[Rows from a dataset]

******

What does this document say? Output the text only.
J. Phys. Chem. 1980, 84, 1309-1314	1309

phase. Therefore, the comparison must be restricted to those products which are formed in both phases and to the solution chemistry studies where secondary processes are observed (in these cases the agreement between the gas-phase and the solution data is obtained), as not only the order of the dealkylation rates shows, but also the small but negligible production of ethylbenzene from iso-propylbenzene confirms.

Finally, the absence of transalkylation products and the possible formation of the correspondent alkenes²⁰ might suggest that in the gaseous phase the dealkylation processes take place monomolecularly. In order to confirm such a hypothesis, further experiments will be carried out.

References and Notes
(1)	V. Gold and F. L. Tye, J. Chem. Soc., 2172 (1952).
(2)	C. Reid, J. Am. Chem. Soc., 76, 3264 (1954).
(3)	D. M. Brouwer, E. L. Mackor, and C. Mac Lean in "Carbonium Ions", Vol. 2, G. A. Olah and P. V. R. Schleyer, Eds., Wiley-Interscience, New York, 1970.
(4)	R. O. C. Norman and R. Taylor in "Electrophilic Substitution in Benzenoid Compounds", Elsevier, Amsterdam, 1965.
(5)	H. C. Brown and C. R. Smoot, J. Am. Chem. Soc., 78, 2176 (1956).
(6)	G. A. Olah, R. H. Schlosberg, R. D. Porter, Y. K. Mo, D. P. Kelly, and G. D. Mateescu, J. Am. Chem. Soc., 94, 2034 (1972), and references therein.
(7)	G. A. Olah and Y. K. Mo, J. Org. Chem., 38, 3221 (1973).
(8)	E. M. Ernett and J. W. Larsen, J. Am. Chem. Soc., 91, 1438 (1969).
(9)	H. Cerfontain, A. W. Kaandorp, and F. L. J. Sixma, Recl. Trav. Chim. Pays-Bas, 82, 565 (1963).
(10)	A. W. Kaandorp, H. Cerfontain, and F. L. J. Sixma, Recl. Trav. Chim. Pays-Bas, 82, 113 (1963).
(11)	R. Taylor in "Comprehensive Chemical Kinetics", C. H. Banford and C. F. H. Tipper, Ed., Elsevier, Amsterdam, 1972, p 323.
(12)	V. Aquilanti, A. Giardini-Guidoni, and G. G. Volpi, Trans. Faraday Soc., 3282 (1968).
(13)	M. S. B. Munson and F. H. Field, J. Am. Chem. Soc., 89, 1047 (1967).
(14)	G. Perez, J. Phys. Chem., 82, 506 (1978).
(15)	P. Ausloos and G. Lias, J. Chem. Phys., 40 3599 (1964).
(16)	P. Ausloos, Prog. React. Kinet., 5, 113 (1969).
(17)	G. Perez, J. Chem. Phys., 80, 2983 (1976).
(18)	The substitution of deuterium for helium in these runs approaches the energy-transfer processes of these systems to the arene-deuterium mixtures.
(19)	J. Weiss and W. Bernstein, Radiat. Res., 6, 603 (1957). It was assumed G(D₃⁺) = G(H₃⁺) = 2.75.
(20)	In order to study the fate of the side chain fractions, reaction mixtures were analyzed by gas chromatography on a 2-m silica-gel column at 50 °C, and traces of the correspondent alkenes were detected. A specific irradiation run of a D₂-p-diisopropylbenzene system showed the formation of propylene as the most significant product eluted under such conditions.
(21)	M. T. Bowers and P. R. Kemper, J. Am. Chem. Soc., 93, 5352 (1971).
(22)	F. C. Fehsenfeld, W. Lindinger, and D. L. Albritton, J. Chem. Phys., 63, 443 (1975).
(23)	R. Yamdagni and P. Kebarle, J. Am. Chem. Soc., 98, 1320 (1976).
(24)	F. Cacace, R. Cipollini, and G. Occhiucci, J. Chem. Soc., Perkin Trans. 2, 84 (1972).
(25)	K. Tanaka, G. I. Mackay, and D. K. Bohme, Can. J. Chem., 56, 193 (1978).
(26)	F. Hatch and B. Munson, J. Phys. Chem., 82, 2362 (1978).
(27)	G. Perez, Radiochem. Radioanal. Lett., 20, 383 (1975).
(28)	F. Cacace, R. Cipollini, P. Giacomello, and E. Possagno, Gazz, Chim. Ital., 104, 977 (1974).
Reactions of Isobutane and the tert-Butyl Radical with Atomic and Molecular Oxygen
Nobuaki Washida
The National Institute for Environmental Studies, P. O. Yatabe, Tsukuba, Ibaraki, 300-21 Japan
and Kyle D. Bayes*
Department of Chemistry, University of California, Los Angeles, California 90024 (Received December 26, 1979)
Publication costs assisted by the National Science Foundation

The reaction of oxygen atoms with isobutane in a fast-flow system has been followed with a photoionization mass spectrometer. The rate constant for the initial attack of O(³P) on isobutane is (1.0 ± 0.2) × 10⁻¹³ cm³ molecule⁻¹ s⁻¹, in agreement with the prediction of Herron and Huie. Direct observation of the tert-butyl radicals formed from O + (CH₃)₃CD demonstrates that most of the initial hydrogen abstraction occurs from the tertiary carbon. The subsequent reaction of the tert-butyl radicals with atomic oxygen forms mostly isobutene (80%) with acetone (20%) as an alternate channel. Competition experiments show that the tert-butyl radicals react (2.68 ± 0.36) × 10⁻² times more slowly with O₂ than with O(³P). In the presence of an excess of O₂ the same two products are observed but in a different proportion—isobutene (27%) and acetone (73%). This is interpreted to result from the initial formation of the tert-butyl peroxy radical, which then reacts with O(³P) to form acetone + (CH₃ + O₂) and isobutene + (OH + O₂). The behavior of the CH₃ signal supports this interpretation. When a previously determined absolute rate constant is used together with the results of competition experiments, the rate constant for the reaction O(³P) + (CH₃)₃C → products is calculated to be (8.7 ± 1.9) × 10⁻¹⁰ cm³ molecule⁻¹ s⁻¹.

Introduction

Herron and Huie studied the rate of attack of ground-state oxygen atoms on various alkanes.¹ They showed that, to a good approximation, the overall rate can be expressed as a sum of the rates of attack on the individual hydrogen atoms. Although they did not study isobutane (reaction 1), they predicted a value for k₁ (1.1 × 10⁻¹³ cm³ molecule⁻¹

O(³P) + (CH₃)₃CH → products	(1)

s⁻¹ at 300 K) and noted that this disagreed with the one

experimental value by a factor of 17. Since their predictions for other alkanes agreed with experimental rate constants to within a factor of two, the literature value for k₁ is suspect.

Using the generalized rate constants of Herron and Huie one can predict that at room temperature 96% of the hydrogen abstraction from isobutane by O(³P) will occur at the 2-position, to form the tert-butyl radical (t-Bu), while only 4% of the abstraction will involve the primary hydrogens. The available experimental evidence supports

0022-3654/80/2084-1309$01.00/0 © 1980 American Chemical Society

******

Extract all of the data shown above and repeat it verbatim.

=== Problem solution ===
What does this document say? Output the text only.
J. Phys. Chem. 1980, 84, 1309-1314	1309

phase. Therefore, the comparison must be restricted to those products which are formed in both phases and to the solution chemistry studies where secondary processes are observed (in these cases the agreement between the gas-phase and the solution data is obtained), as not only the order of the dealkylation rates shows, but also the small but negligible production of ethylbenzene from iso-propylbenzene confirms.

Finally, the absence of transalkylation products and the possible formation of the correspondent alkenes²⁰ might suggest that in the gaseous phase the dealkylation processes take place monomolecularly. In order to confirm such a hypothesis, further experiments will be carried out.

References and Notes
(1)	V. Gold and F. L. Tye, J. Chem. Soc., 2172 (1952).
(2)	C. Reid, J. Am. Chem. Soc., 76, 3264 (1954).
(3)	D. M. Brouwer, E. L. Mackor, and C. Mac Lean in "Carbonium Ions", Vol. 2, G. A. Olah and P. V. R. Schleyer, Eds., Wiley-Interscience, New York, 1970.
(4)	R. O. C. Norman and R. Taylor in "Electrophilic Substitution in Benzenoid Compounds", Elsevier, Amsterdam, 1965.
(5)	H. C. Brown and C. R. Smoot, J. Am. Chem. Soc., 78, 2176 (1956).
(6)	G. A. Olah, R. H. Schlosberg, R. D. Porter, Y. K. Mo, D. P. Kelly, and G. D. Mateescu, J. Am. Chem. Soc., 94, 2034 (1972), and references therein.
(7)	G. A. Olah and Y. K. Mo, J. Org. Chem., 38, 3221 (1973).
(8)	E. M. Ernett and J. W. Larsen, J. Am. Chem. Soc., 91, 1438 (1969).
(9)	H. Cerfontain, A. W. Kaandorp, and F. L. J. Sixma, Recl. Trav. Chim. Pays-Bas, 82, 565 (1963).
(10)	A. W. Kaandorp, H. Cerfontain, and F. L. J. Sixma, Recl. Trav. Chim. Pays-Bas, 82, 113 (1963).
(11)	R. Taylor in "Comprehensive Chemical Kinetics", C. H. Banford and C. F. H. Tipper, Ed., Elsevier, Amsterdam, 1972, p 323.
(12)	V. Aquilanti, A. Giardini-Guidoni, and G. G. Volpi, Trans. Faraday Soc., 3282 (1968).
(13)	M. S. B. Munson and F. H. Field, J. Am. Chem. Soc., 89, 1047 (1967).
(14)	G. Perez, J. Phys. Chem., 82, 506 (1978).
(15)	P. Ausloos and G. Lias, J. Chem. Phys., 40 3599 (1964).
(16)	P. Ausloos, Prog. React. Kinet., 5, 113 (1969).
(17)	G. Perez, J. Chem. Phys., 80, 2983 (1976).
(18)	The substitution of deuterium for helium in these runs approaches the energy-transfer processes of these systems to the arene-deuterium mixtures.
(19)	J. Weiss and W. Bernstein, Radiat. Res., 6, 603 (1957). It was assumed G(D₃⁺) = G(H₃⁺) = 2.75.
(20)	In order to study the fate of the side chain fractions, reaction mixtures were analyzed by gas chromatography on a 2-m silica-gel column at 50 °C, and traces of the correspondent alkenes were detected. A specific irradiation run of a D₂-p-diisopropylbenzene system showed the formation of propylene as the most significant product eluted under such conditions.
(21)	M. T. Bowers and P. R. Kemper, J. Am. Chem. Soc., 93, 5352 (1971).
(22)	F. C. Fehsenfeld, W. Lindinger, and D. L. Albritton, J. Chem. Phys., 63, 443 (1975).
(23)	R. Yamdagni and P. Kebarle, J. Am. Chem. Soc., 98, 1320 (1976).
(24)	F. Cacace, R. Cipollini, and G. Occhiucci, J. Chem. Soc., Perkin Trans. 2, 84 (1972).
(25)	K. Tanaka, G. I. Mackay, and D. K. Bohme, Can. J. Chem., 56, 193 (1978).
(26)	F. Hatch and B. Munson, J. Phys. Chem., 82, 2362 (1978).
(27)	G. Perez, Radiochem. Radioanal. Lett., 20, 383 (1975).
(28)	F. Cacace, R. Cipollini, P. Giacomello, and E. Possagno, Gazz, Chim. Ital., 104, 977 (1974).
Reactions of Isobutane and the tert-Butyl Radical with Atomic and Molecular Oxygen
Nobuaki Washida
The National Institute for Environmental Studies, P. O. Yatabe, Tsukuba, Ibaraki, 300-21 Japan
and Kyle D. Bayes*
Department of Chemistry, University of California, Los Angeles, California 90024 (Received December 26, 1979)
Publication costs assisted by the National Science Foundation

The reaction of oxygen atoms with isobutane in a fast-flow system has been followed with a photoionization mass spectrometer. The rate constant for the initial attack of O(³P) on isobutane is (1.0 ± 0.2) × 10⁻¹³ cm³ molecule⁻¹ s⁻¹, in agreement with the prediction of Herron and Huie. Direct observation of the tert-butyl radicals formed from O + (CH₃)₃CD demonstrates that most of the initial hydrogen abstraction occurs from the tertiary carbon. The subsequent reaction of the tert-butyl radicals with atomic oxygen forms mostly isobutene (80%) with acetone (20%) as an alternate channel. Competition experiments show that the tert-butyl radicals react (2.68 ± 0.36) × 10⁻² times more slowly with O₂ than with O(³P). In the presence of an excess of O₂ the same two products are observed but in a different proportion—isobutene (27%) and acetone (73%). This is interpreted to result from the initial formation of the tert-butyl peroxy radical, which then reacts with O(³P) to form acetone + (CH₃ + O₂) and isobutene + (OH + O₂). The behavior of the CH₃ signal supports this interpretation. When a previously determined absolute rate constant is used together with the results of competition experiments, the rate constant for the reaction O(³P) + (CH₃)₃C → products is calculated to be (8.7 ± 1.9) × 10⁻¹⁰ cm³ molecule⁻¹ s⁻¹.

Introduction

Herron and Huie studied the rate of attack of ground-state oxygen atoms on various alkanes.¹ They showed that, to a good approximation, the overall rate can be expressed as a sum of the rates of attack on the individual hydrogen atoms. Although they did not study isobutane (reaction 1), they predicted a value for k₁ (1.1 × 10⁻¹³ cm³ molecule⁻¹

O(³P) + (CH₃)₃CH → products	(1)

s⁻¹ at 300 K) and noted that this disagreed with the one

experimental value by a factor of 17. Since their predictions for other alkanes agreed with experimental rate constants to within a factor of two, the literature value for k₁ is suspect.

Using the generalized rate constants of Herron and Huie one can predict that at room temperature 96% of the hydrogen abstraction from isobutane by O(³P) will occur at the 2-position, to form the tert-butyl radical (t-Bu), while only 4% of the abstraction will involve the primary hydrogens. The available experimental evidence supports

0022-3654/80/2084-1309$01.00/0 © 1980 American Chemical Society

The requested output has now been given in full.